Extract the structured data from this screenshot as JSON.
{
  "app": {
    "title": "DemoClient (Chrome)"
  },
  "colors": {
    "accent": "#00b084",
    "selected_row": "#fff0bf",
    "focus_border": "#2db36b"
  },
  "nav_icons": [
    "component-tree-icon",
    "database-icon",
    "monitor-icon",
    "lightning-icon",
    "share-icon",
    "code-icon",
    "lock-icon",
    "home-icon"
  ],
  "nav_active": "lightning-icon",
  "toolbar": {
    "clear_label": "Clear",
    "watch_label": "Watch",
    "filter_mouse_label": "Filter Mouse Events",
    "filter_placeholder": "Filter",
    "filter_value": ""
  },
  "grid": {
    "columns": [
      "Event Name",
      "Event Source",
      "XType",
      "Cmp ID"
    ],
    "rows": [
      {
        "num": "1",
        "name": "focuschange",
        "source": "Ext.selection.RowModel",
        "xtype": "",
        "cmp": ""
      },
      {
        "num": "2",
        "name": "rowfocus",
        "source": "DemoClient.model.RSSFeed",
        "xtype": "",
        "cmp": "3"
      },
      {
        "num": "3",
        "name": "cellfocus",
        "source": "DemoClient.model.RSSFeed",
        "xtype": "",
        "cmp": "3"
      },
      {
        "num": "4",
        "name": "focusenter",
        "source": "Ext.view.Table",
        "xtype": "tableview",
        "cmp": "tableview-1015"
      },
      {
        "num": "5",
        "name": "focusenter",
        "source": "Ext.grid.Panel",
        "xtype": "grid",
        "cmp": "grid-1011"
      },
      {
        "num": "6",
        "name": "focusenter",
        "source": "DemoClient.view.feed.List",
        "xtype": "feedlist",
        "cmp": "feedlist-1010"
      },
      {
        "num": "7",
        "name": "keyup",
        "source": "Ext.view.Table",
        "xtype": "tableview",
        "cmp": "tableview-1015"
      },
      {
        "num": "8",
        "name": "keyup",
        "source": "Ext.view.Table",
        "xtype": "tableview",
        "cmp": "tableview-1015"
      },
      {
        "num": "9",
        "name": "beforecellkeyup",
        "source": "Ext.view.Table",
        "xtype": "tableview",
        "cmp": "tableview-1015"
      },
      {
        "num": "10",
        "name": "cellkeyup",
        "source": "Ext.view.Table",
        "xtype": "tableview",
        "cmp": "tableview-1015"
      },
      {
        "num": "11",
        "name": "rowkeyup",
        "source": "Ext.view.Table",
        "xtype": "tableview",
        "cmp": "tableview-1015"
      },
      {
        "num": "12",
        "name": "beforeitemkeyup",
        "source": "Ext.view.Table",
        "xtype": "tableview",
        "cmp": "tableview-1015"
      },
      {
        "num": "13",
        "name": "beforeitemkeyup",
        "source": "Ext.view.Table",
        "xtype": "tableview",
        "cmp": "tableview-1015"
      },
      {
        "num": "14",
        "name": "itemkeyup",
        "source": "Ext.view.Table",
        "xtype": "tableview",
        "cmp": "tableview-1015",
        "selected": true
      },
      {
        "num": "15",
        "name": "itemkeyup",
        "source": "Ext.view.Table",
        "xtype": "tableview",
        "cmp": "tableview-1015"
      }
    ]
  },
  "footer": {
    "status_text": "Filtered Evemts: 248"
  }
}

* * *

Your task is to return the full listing exactly as it was given.

Extract the structured data from this screenshot as JSON.
{
  "app": {
    "title": "DemoClient (Chrome)"
  },
  "colors": {
    "accent": "#00b084",
    "selected_row": "#fff0bf",
    "focus_border": "#2db36b"
  },
  "nav_icons": [
    "component-tree-icon",
    "database-icon",
    "monitor-icon",
    "lightning-icon",
    "share-icon",
    "code-icon",
    "lock-icon",
    "home-icon"
  ],
  "nav_active": "lightning-icon",
  "toolbar": {
    "clear_label": "Clear",
    "watch_label": "Watch",
    "filter_mouse_label": "Filter Mouse Events",
    "filter_placeholder": "Filter",
    "filter_value": ""
  },
  "grid": {
    "columns": [
      "Event Name",
      "Event Source",
      "XType",
      "Cmp ID"
    ],
    "rows": [
      {
        "num": "1",
        "name": "focuschange",
        "source": "Ext.selection.RowModel",
        "xtype": "",
        "cmp": ""
      },
      {
        "num": "2",
        "name": "rowfocus",
        "source": "DemoClient.model.RSSFeed",
        "xtype": "",
        "cmp": "3"
      },
      {
        "num": "3",
        "name": "cellfocus",
        "source": "DemoClient.model.RSSFeed",
        "xtype": "",
        "cmp": "3"
      },
      {
        "num": "4",
        "name": "focusenter",
        "source": "Ext.view.Table",
        "xtype": "tableview",
        "cmp": "tableview-1015"
      },
      {
        "num": "5",
        "name": "focusenter",
        "source": "Ext.grid.Panel",
        "xtype": "grid",
        "cmp": "grid-1011"
      },
      {
        "num": "6",
        "name": "focusenter",
        "source": "DemoClient.view.feed.List",
        "xtype": "feedlist",
        "cmp": "feedlist-1010"
      },
      {
        "num": "7",
        "name": "keyup",
        "source": "Ext.view.Table",
        "xtype": "tableview",
        "cmp": "tableview-1015"
      },
      {
        "num": "8",
        "name": "keyup",
        "source": "Ext.view.Table",
        "xtype": "tableview",
        "cmp": "tableview-1015"
      },
      {
        "num": "9",
        "name": "beforecellkeyup",
        "source": "Ext.view.Table",
        "xtype": "tableview",
        "cmp": "tableview-1015"
      },
      {
        "num": "10",
        "name": "cellkeyup",
        "source": "Ext.view.Table",
        "xtype": "tableview",
        "cmp": "tableview-1015"
      },
      {
        "num": "11",
        "name": "rowkeyup",
        "source": "Ext.view.Table",
        "xtype": "tableview",
        "cmp": "tableview-1015"
      },
      {
        "num": "12",
        "name": "beforeitemkeyup",
        "source": "Ext.view.Table",
        "xtype": "tableview",
        "cmp": "tableview-1015"
      },
      {
        "num": "13",
        "name": "beforeitemkeyup",
        "source": "Ext.view.Table",
        "xtype": "tableview",
        "cmp": "tableview-1015"
      },
      {
        "num": "14",
        "name": "itemkeyup",
        "source": "Ext.view.Table",
        "xtype": "tableview",
        "cmp": "tableview-1015",
        "selected": true
      },
      {
        "num": "15",
        "name": "itemkeyup",
        "source": "Ext.view.Table",
        "xtype": "tableview",
        "cmp": "tableview-1015"
      }
    ]
  },
  "footer": {
    "status_text": "Filtered Evemts: 248"
  }
}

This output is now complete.